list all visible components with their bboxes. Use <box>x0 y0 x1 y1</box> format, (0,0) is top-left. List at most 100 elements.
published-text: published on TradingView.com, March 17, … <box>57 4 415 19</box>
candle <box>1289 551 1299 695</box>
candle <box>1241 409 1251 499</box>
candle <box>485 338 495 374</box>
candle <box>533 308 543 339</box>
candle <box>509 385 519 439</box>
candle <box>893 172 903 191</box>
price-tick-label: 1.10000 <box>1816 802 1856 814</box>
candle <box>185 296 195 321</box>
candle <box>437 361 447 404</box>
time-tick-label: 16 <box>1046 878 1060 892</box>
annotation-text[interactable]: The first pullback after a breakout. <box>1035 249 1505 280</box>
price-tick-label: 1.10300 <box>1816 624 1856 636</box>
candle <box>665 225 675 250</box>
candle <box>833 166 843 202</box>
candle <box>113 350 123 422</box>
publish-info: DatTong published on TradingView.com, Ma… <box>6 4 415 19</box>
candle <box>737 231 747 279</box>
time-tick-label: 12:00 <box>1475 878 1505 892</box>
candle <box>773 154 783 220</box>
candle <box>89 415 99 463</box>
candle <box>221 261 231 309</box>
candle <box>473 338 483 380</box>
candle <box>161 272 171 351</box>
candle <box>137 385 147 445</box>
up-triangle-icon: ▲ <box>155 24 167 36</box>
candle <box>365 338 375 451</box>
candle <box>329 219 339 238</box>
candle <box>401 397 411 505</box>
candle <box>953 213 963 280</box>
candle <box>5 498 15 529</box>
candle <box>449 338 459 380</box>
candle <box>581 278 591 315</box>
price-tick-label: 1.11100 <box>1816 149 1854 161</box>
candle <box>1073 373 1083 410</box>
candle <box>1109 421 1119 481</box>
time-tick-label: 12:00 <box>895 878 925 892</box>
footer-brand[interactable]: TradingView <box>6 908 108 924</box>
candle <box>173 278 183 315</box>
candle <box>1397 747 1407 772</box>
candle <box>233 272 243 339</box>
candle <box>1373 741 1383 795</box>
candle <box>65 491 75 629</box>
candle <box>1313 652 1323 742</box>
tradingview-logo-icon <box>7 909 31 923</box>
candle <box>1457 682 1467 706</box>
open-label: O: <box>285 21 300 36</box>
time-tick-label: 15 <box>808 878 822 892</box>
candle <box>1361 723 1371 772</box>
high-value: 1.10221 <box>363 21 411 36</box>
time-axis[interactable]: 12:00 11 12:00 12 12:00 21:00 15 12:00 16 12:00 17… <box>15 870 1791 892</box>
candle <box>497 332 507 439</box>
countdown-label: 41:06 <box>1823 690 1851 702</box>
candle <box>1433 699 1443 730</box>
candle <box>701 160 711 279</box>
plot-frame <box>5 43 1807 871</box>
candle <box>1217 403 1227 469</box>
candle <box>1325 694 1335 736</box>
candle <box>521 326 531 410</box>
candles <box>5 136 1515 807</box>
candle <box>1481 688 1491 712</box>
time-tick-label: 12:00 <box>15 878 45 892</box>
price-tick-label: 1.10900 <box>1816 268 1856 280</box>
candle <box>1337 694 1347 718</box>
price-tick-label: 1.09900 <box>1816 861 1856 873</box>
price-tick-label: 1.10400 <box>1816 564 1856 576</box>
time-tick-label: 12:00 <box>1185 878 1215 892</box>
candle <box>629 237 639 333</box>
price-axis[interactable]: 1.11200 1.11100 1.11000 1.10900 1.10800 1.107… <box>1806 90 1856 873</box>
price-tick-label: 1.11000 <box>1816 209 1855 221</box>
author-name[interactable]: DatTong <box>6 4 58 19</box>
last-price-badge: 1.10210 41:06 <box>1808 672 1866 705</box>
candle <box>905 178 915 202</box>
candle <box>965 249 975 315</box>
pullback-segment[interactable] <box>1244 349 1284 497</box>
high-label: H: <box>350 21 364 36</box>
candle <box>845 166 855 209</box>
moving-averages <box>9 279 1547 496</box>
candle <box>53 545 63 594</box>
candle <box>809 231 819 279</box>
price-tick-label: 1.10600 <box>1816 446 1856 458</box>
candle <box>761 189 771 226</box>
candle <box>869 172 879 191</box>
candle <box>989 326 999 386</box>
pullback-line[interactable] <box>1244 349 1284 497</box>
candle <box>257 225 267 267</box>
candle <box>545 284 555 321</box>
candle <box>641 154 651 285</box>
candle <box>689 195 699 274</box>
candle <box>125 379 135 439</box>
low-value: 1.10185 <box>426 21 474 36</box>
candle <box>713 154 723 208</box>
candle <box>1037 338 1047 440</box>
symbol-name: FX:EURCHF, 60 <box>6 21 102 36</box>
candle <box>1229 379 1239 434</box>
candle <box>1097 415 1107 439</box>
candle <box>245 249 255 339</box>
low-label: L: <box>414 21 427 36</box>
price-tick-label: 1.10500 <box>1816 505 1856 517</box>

----------------------------------------

**AIM**
Switch "candle" to "bar" wherever it occurs in the listing, starting with its first line and going on through the line with "candle <box>893 172 903 191</box>". Output only those lines, with nothing else changed.

**SOLUTION TO THE PROBLEM**
list all visible components with their bboxes. Use <box>x0 y0 x1 y1</box> format, (0,0) is top-left. List at most 100 elements.
published-text: published on TradingView.com, March 17, … <box>57 4 415 19</box>
bar <box>1289 551 1299 695</box>
bar <box>1241 409 1251 499</box>
bar <box>485 338 495 374</box>
bar <box>533 308 543 339</box>
bar <box>509 385 519 439</box>
bar <box>893 172 903 191</box>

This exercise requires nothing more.